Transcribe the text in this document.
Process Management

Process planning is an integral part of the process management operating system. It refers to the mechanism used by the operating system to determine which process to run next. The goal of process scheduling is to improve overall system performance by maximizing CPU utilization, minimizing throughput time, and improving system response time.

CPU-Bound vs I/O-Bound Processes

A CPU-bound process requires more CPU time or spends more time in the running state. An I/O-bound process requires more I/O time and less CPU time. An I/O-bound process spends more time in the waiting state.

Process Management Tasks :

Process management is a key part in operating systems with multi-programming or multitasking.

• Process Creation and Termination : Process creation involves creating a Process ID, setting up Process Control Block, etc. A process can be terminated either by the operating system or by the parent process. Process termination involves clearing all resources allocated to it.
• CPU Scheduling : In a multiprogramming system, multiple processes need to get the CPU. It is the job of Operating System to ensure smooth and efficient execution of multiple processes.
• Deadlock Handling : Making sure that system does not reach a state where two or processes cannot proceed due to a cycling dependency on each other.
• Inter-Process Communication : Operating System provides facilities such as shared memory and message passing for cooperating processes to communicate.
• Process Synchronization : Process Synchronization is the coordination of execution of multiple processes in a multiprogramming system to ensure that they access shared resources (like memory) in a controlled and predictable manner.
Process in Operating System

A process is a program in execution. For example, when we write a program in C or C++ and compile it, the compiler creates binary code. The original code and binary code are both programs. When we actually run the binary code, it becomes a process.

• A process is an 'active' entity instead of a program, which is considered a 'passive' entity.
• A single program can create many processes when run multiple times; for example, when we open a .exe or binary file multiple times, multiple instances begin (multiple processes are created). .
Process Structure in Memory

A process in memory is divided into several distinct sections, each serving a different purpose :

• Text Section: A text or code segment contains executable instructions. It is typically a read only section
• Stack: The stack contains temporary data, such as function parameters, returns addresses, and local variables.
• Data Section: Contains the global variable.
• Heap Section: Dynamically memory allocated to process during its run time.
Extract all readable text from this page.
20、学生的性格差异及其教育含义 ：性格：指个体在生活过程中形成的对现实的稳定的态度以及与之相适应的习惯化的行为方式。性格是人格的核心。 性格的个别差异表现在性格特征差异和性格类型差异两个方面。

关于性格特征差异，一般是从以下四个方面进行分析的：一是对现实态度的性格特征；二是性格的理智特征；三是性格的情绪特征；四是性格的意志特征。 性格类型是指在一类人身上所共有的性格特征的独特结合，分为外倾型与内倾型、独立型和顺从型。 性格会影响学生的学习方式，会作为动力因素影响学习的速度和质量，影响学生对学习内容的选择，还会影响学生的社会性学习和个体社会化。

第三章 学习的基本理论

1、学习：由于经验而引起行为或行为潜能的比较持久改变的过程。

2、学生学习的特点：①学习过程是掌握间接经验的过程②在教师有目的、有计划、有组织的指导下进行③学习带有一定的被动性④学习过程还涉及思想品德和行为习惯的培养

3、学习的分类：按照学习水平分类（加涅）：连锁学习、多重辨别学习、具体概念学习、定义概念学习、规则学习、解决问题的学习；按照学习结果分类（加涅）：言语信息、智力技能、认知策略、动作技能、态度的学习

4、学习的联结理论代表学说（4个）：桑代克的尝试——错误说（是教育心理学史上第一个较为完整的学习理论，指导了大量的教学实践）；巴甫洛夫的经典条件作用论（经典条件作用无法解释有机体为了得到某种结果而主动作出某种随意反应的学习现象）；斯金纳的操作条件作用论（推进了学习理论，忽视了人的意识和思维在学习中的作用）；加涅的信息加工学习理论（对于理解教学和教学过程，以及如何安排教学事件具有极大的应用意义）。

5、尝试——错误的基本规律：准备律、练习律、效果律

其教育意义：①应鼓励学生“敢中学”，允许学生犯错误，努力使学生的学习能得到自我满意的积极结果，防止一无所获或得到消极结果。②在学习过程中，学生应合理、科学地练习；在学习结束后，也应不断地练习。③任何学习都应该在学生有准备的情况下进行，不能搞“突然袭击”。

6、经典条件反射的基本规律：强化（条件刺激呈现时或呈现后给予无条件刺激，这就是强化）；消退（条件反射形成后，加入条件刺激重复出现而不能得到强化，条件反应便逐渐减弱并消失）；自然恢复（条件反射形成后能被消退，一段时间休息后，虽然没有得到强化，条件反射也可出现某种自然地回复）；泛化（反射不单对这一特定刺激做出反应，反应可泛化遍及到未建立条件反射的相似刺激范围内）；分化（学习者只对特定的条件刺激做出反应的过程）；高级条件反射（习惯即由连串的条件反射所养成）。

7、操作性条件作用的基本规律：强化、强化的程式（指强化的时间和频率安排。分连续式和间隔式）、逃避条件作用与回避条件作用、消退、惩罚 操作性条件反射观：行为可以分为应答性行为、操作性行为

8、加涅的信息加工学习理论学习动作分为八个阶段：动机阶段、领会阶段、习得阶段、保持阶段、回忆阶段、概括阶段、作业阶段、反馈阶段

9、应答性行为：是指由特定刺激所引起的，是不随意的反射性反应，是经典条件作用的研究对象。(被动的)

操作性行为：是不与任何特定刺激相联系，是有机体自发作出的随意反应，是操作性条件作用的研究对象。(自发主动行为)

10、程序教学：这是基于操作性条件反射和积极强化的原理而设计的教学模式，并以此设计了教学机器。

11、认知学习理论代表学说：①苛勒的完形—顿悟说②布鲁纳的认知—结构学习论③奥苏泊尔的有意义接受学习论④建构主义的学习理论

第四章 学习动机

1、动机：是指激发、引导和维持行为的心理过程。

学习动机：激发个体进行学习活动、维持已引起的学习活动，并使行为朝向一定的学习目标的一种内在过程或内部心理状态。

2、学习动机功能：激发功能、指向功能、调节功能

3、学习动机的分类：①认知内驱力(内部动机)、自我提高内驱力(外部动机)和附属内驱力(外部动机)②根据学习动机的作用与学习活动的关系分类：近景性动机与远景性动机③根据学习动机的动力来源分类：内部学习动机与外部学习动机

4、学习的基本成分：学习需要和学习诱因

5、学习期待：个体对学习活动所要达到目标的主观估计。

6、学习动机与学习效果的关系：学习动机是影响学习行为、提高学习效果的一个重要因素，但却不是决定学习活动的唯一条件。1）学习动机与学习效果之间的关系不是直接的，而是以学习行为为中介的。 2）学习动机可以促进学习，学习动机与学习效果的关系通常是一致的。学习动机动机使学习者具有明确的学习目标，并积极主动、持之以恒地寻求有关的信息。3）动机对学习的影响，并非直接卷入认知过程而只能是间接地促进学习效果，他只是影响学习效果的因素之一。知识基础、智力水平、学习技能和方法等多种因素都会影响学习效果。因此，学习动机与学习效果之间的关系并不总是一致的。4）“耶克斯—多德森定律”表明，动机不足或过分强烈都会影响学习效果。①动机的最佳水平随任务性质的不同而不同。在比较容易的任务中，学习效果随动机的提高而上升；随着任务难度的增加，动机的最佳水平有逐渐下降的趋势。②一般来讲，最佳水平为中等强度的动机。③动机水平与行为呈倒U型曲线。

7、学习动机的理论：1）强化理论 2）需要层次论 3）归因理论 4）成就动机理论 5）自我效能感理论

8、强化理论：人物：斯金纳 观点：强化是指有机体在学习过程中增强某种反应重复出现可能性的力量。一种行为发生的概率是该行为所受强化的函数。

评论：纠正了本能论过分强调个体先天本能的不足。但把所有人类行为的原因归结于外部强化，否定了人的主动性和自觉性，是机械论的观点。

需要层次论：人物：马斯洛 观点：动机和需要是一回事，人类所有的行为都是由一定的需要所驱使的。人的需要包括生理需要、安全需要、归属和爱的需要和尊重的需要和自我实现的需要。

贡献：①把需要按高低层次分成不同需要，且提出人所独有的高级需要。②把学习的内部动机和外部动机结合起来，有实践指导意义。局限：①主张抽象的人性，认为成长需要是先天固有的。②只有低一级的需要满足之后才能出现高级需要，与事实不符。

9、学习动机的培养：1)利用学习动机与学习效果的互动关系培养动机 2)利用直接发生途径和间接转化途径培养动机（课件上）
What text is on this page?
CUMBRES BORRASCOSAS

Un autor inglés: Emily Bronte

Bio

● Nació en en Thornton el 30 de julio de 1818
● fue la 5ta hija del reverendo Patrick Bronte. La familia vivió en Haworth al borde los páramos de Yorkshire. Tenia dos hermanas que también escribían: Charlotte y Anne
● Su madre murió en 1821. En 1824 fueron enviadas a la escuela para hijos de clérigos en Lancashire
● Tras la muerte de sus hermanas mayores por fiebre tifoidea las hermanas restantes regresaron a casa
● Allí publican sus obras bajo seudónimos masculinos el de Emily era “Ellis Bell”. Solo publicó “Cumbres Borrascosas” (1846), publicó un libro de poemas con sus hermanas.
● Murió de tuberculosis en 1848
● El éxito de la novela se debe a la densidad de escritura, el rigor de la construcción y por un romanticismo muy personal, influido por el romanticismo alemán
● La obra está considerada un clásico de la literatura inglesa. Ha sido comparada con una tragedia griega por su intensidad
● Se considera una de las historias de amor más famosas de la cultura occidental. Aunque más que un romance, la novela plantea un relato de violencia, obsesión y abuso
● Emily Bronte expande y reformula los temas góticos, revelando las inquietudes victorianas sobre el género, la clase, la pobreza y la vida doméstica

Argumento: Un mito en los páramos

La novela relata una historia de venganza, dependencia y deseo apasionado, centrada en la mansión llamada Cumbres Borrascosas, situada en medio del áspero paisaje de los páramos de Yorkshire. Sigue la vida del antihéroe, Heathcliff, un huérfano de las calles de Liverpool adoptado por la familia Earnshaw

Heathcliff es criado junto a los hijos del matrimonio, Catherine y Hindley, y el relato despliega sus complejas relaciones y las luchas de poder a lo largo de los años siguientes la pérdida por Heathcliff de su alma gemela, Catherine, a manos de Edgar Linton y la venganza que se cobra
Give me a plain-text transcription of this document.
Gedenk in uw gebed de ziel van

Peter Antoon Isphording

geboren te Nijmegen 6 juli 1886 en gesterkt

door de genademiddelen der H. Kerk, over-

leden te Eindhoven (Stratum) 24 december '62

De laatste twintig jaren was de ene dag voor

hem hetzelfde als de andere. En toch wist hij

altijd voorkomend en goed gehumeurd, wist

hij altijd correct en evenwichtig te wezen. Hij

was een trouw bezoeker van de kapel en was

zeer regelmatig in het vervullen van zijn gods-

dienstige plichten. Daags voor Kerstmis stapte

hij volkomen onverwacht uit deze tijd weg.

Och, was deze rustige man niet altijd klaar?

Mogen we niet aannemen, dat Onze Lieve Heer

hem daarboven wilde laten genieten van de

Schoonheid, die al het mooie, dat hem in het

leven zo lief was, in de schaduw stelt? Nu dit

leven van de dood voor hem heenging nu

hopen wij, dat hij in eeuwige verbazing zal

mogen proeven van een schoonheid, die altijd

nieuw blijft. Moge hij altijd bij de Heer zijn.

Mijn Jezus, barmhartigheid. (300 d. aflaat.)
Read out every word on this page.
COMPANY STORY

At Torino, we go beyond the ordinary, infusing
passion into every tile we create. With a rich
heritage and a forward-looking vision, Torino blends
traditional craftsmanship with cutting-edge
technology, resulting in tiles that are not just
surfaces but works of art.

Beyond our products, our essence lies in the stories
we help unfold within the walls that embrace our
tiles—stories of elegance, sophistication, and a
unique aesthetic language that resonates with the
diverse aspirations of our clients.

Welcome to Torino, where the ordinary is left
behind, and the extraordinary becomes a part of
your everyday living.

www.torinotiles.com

**THE EXERCISE**. Pull out every line from the one with "Give me a plain-text" to the end of the listing, and output only those.

**FULL OUTPUT**.
Give me a plain-text transcription of this document.
Gedenk in uw gebed de ziel van

Peter Antoon Isphording

geboren te Nijmegen 6 juli 1886 en gesterkt

door de genademiddelen der H. Kerk, over-

leden te Eindhoven (Stratum) 24 december '62

De laatste twintig jaren was de ene dag voor

hem hetzelfde als de andere. En toch wist hij

altijd voorkomend en goed gehumeurd, wist

hij altijd correct en evenwichtig te wezen. Hij

was een trouw bezoeker van de kapel en was

zeer regelmatig in het vervullen van zijn gods-

dienstige plichten. Daags voor Kerstmis stapte

hij volkomen onverwacht uit deze tijd weg.

Och, was deze rustige man niet altijd klaar?

Mogen we niet aannemen, dat Onze Lieve Heer

hem daarboven wilde laten genieten van de

Schoonheid, die al het mooie, dat hem in het

leven zo lief was, in de schaduw stelt? Nu dit

leven van de dood voor hem heenging nu

hopen wij, dat hij in eeuwige verbazing zal

mogen proeven van een schoonheid, die altijd

nieuw blijft. Moge hij altijd bij de Heer zijn.

Mijn Jezus, barmhartigheid. (300 d. aflaat.)
Read out every word on this page.
COMPANY STORY

At Torino, we go beyond the ordinary, infusing
passion into every tile we create. With a rich
heritage and a forward-looking vision, Torino blends
traditional craftsmanship with cutting-edge
technology, resulting in tiles that are not just
surfaces but works of art.

Beyond our products, our essence lies in the stories
we help unfold within the walls that embrace our
tiles—stories of elegance, sophistication, and a
unique aesthetic language that resonates with the
diverse aspirations of our clients.

Welcome to Torino, where the ordinary is left
behind, and the extraordinary becomes a part of
your everyday living.

www.torinotiles.com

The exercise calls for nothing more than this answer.